# Work to complete
Extract each line where the string "наук" shows up.

# Supplied data
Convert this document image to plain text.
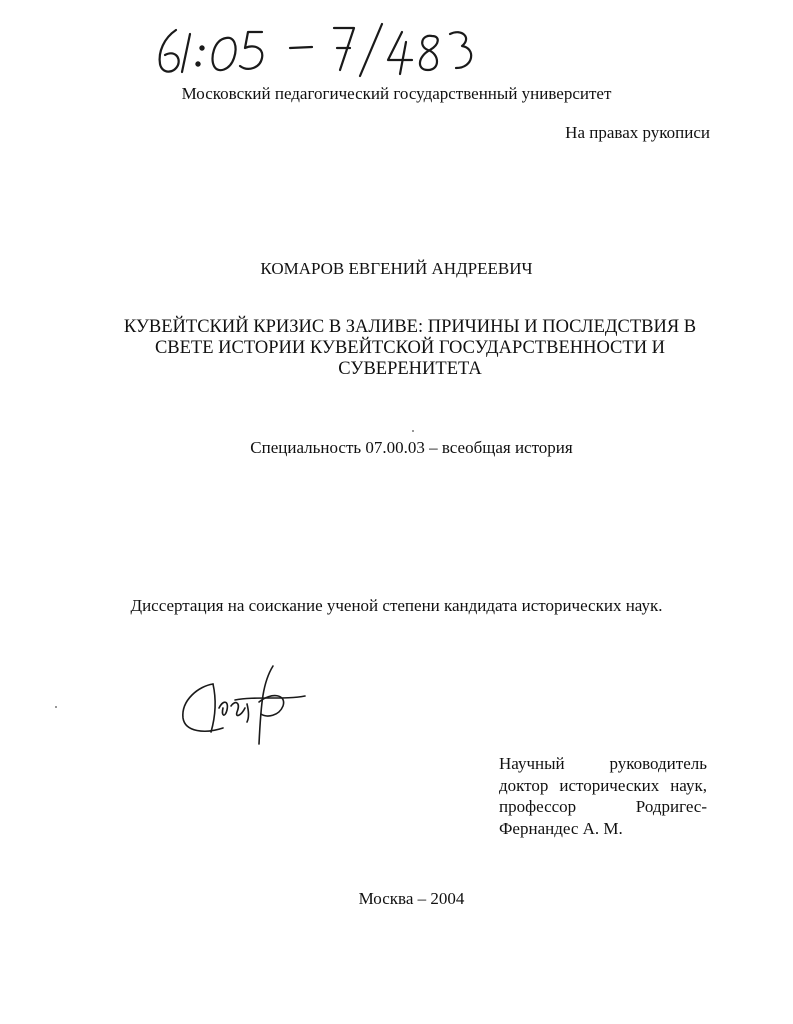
Московский педагогический государственный университет
На правах рукописи
КОМАРОВ ЕВГЕНИЙ АНДРЕЕВИЧ
КУВЕЙТСКИЙ КРИЗИС В ЗАЛИВЕ: ПРИЧИНЫ И ПОСЛЕДСТВИЯ В
СВЕТЕ ИСТОРИИ КУВЕЙТСКОЙ ГОСУДАРСТВЕННОСТИ И
СУВЕРЕНИТЕТА
Специальность 07.00.03 – всеобщая история
Диссертация на соискание ученой степени кандидата исторических наук.
Научный руководитель
доктор исторических наук,
профессор Родригес-
Фернандес А. М.
Москва – 2004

# Exercise result
Диссертация на соискание ученой степени кандидата исторических наук.
доктор исторических наук,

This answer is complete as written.